● **Your task**
Where a line in the listing contains the string "knee", copy that line out.
* * * * * * *
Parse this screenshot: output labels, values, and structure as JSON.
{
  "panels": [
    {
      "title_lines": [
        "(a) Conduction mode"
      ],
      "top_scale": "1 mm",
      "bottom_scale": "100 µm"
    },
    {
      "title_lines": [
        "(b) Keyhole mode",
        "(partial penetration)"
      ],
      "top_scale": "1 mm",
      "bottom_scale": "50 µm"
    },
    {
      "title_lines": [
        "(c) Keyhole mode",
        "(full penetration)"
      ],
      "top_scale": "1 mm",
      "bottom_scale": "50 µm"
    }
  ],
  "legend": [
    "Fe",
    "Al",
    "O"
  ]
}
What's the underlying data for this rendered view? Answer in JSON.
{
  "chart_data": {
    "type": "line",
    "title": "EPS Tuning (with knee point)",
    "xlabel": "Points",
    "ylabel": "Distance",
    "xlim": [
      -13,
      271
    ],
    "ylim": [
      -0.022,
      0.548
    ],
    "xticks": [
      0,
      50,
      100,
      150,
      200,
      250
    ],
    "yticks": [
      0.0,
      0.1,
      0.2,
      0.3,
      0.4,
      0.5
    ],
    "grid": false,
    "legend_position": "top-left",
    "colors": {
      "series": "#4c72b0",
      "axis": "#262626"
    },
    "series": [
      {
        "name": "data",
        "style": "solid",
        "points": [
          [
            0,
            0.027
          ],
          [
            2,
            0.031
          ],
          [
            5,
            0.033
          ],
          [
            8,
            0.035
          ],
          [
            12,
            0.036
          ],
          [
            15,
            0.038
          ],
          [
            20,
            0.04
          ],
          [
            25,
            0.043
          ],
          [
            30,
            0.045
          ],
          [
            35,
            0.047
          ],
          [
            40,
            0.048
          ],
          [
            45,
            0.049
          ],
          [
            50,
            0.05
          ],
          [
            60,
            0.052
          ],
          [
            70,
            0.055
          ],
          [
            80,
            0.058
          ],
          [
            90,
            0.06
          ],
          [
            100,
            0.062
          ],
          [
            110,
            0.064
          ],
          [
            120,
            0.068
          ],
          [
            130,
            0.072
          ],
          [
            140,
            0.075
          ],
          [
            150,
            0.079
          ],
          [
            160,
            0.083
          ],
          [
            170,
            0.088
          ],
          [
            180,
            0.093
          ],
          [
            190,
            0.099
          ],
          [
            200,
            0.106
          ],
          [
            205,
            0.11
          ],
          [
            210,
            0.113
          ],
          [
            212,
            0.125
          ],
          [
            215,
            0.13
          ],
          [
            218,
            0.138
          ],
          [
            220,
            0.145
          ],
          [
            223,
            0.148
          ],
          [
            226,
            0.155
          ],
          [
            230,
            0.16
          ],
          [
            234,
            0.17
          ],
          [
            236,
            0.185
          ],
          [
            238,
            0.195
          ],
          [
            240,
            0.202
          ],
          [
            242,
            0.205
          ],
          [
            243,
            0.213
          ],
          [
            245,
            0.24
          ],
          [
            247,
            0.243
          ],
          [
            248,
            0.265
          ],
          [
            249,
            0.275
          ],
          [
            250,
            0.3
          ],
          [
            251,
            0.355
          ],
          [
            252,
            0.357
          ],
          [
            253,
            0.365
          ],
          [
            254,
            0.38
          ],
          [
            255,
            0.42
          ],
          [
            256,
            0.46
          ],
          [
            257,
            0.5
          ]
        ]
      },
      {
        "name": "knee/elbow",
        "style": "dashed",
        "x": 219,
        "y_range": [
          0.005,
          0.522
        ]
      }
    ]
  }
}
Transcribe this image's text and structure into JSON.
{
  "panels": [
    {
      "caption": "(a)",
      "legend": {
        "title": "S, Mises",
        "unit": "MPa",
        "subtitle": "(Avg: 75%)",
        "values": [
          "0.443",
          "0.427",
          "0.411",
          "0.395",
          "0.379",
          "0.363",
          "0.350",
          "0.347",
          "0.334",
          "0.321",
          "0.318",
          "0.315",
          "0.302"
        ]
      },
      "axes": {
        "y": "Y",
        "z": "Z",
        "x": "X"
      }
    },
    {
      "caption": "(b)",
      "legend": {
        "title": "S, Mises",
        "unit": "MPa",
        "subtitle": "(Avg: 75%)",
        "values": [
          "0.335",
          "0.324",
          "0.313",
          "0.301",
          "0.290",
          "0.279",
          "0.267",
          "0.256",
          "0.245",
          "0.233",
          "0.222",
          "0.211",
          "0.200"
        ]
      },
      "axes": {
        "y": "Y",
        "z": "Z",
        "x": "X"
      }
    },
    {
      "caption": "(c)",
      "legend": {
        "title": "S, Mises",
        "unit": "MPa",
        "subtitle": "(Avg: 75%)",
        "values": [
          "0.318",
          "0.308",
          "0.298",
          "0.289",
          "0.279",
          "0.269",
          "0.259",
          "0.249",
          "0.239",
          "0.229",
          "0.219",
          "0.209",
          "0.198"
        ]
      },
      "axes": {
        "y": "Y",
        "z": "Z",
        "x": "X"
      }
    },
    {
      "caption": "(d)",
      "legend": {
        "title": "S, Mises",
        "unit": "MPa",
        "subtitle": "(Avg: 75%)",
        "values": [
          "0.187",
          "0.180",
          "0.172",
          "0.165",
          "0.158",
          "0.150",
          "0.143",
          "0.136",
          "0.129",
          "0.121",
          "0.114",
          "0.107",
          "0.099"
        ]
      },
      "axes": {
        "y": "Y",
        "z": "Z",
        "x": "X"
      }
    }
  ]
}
* * * * * * *
● **Task answer**
    "title": "EPS Tuning (with knee point)",
        "name": "knee/elbow",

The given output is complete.